Give every entry again, word for word and in full.

START

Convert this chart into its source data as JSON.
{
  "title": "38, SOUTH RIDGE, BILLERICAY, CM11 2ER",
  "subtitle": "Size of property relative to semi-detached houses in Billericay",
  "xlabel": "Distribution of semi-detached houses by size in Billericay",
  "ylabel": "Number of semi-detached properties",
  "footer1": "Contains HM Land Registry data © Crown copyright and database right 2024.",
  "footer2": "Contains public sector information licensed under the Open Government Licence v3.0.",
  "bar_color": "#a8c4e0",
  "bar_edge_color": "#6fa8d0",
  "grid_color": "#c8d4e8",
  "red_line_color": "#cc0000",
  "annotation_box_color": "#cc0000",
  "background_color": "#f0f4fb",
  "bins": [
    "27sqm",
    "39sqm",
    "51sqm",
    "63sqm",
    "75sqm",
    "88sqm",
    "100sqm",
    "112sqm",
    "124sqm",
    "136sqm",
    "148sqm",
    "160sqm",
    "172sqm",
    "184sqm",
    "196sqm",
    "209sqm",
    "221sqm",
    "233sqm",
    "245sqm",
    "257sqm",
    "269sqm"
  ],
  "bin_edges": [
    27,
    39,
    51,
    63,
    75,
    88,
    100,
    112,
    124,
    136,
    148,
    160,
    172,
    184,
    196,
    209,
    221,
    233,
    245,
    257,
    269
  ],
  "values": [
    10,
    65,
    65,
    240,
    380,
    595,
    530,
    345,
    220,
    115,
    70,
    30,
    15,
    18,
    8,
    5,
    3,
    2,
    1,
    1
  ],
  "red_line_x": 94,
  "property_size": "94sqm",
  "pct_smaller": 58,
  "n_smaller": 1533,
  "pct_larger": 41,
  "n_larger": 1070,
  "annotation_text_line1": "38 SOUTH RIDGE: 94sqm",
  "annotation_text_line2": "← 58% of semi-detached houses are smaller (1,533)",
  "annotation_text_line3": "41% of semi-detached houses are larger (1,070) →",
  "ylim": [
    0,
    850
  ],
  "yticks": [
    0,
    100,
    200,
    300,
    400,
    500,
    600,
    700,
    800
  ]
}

END

> Reply to the exercise
Convert this chart into its source data as JSON.
{
  "title": "38, SOUTH RIDGE, BILLERICAY, CM11 2ER",
  "subtitle": "Size of property relative to semi-detached houses in Billericay",
  "xlabel": "Distribution of semi-detached houses by size in Billericay",
  "ylabel": "Number of semi-detached properties",
  "footer1": "Contains HM Land Registry data © Crown copyright and database right 2024.",
  "footer2": "Contains public sector information licensed under the Open Government Licence v3.0.",
  "bar_color": "#a8c4e0",
  "bar_edge_color": "#6fa8d0",
  "grid_color": "#c8d4e8",
  "red_line_color": "#cc0000",
  "annotation_box_color": "#cc0000",
  "background_color": "#f0f4fb",
  "bins": [
    "27sqm",
    "39sqm",
    "51sqm",
    "63sqm",
    "75sqm",
    "88sqm",
    "100sqm",
    "112sqm",
    "124sqm",
    "136sqm",
    "148sqm",
    "160sqm",
    "172sqm",
    "184sqm",
    "196sqm",
    "209sqm",
    "221sqm",
    "233sqm",
    "245sqm",
    "257sqm",
    "269sqm"
  ],
  "bin_edges": [
    27,
    39,
    51,
    63,
    75,
    88,
    100,
    112,
    124,
    136,
    148,
    160,
    172,
    184,
    196,
    209,
    221,
    233,
    245,
    257,
    269
  ],
  "values": [
    10,
    65,
    65,
    240,
    380,
    595,
    530,
    345,
    220,
    115,
    70,
    30,
    15,
    18,
    8,
    5,
    3,
    2,
    1,
    1
  ],
  "red_line_x": 94,
  "property_size": "94sqm",
  "pct_smaller": 58,
  "n_smaller": 1533,
  "pct_larger": 41,
  "n_larger": 1070,
  "annotation_text_line1": "38 SOUTH RIDGE: 94sqm",
  "annotation_text_line2": "← 58% of semi-detached houses are smaller (1,533)",
  "annotation_text_line3": "41% of semi-detached houses are larger (1,070) →",
  "ylim": [
    0,
    850
  ],
  "yticks": [
    0,
    100,
    200,
    300,
    400,
    500,
    600,
    700,
    800
  ]
}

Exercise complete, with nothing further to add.